-- begin Data entries --
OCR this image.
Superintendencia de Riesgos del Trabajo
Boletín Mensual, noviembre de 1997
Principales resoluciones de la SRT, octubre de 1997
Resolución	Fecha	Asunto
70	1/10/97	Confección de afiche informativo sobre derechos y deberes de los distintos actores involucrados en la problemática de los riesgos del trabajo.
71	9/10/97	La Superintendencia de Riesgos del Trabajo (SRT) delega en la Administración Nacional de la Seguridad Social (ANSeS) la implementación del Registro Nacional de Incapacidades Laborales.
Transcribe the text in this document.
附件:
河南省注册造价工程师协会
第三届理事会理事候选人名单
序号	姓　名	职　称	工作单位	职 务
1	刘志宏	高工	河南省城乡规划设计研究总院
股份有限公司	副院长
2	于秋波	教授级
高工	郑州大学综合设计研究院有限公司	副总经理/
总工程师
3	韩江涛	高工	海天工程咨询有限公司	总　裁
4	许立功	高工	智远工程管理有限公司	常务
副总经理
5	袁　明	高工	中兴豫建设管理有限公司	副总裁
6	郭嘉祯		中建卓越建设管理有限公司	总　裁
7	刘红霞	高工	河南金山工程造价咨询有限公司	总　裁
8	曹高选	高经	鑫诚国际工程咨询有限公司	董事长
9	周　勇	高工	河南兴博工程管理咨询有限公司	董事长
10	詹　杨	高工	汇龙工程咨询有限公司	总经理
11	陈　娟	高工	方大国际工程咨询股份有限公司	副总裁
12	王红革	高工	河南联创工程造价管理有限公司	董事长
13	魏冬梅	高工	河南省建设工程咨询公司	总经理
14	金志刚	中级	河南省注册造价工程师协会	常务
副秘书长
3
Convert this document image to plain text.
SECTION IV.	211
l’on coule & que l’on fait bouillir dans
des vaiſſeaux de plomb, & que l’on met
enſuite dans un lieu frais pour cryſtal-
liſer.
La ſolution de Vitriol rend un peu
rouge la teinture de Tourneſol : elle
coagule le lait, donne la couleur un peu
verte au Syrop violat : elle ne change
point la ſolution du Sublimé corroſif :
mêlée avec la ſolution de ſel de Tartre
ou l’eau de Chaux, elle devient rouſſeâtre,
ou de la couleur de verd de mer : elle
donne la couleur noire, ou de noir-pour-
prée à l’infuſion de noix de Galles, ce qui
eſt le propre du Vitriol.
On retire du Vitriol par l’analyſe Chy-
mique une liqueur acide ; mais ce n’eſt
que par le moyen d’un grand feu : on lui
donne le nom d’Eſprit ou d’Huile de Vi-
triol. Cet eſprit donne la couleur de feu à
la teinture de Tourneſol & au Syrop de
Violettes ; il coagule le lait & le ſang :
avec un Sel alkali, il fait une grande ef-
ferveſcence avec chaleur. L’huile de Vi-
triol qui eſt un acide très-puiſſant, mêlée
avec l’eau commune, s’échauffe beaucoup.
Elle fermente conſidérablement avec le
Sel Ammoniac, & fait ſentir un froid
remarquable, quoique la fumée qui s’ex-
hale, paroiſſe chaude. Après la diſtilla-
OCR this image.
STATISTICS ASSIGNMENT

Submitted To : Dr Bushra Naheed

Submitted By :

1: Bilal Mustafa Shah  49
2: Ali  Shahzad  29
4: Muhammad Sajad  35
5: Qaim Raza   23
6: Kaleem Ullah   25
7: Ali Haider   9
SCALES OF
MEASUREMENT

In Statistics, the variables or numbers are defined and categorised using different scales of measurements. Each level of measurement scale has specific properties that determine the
-- end Data entries --
What is asked.
Collect each line containing the string "Superintendencia".

Answer to this task.
Superintendencia de Riesgos del Trabajo
71	9/10/97	La Superintendencia de Riesgos del Trabajo (SRT) delega en la Administración Nacional de la Seguridad Social (ANSeS) la implementación del Registro Nacional de Incapacidades Laborales.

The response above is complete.